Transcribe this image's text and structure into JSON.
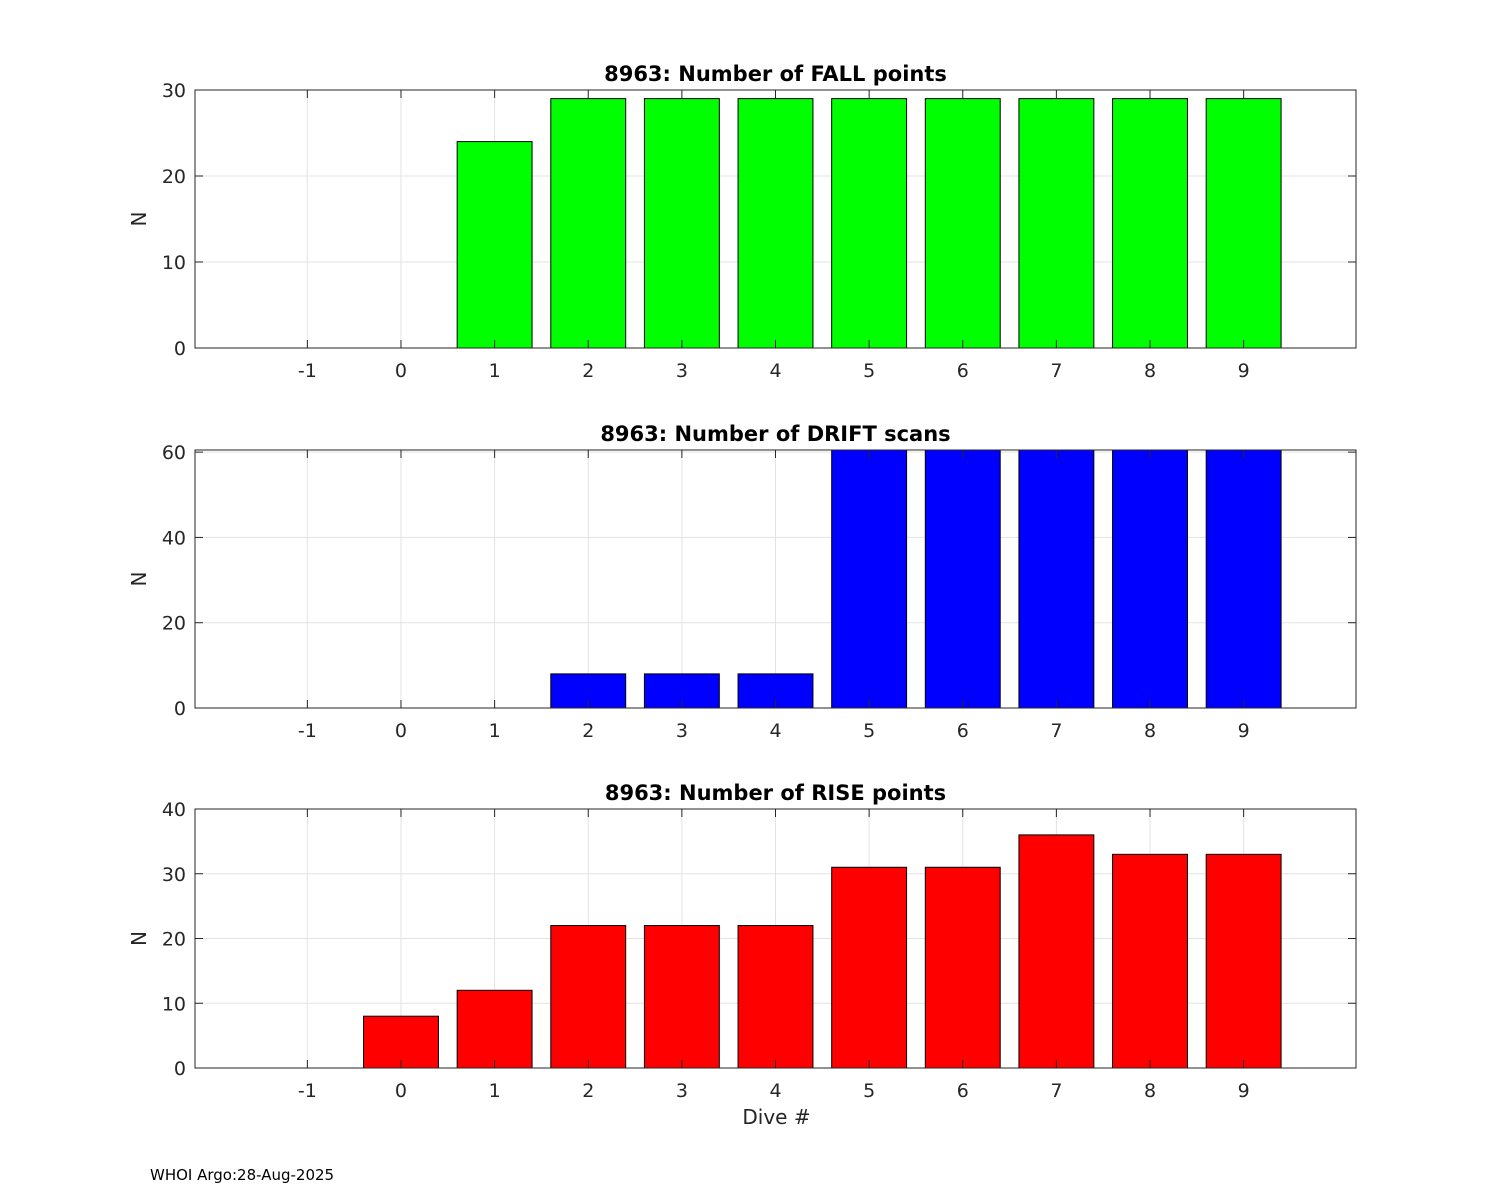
{
  "footer": "WHOI Argo:28-Aug-2025",
  "chart_data": [
    {
      "type": "bar",
      "title": "8963: Number of FALL points",
      "xlabel": "",
      "ylabel": "N",
      "xlim": [
        -2.2,
        10.2
      ],
      "ylim": [
        0,
        30
      ],
      "yticks": [
        0,
        10,
        20,
        30
      ],
      "categories": [
        "-1",
        "0",
        "1",
        "2",
        "3",
        "4",
        "5",
        "6",
        "7",
        "8",
        "9"
      ],
      "values": [
        0,
        0,
        24,
        29,
        29,
        29,
        29,
        29,
        29,
        29,
        29
      ],
      "color": "#00ff00",
      "grid": true
    },
    {
      "type": "bar",
      "title": "8963: Number of DRIFT scans",
      "xlabel": "",
      "ylabel": "N",
      "xlim": [
        -2.2,
        10.2
      ],
      "ylim": [
        0,
        60.5
      ],
      "yticks": [
        0,
        20,
        40,
        60
      ],
      "categories": [
        "-1",
        "0",
        "1",
        "2",
        "3",
        "4",
        "5",
        "6",
        "7",
        "8",
        "9"
      ],
      "values": [
        0,
        0,
        0,
        8,
        8,
        8,
        61,
        61,
        61,
        61,
        61
      ],
      "color": "#0000ff",
      "grid": true
    },
    {
      "type": "bar",
      "title": "8963: Number of RISE points",
      "xlabel": "Dive #",
      "ylabel": "N",
      "xlim": [
        -2.2,
        10.2
      ],
      "ylim": [
        0,
        40
      ],
      "yticks": [
        0,
        10,
        20,
        30,
        40
      ],
      "categories": [
        "-1",
        "0",
        "1",
        "2",
        "3",
        "4",
        "5",
        "6",
        "7",
        "8",
        "9"
      ],
      "values": [
        0,
        8,
        12,
        22,
        22,
        22,
        31,
        31,
        36,
        33,
        33
      ],
      "color": "#ff0000",
      "grid": true
    }
  ]
}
::::
§ SHORT EXERCISE
Find the word "title" in the entries, and copy every line it shows up in.

§ WRITTEN SOLUTION
      "title": "8963: Number of FALL points",
      "title": "8963: Number of DRIFT scans",
      "title": "8963: Number of RISE points",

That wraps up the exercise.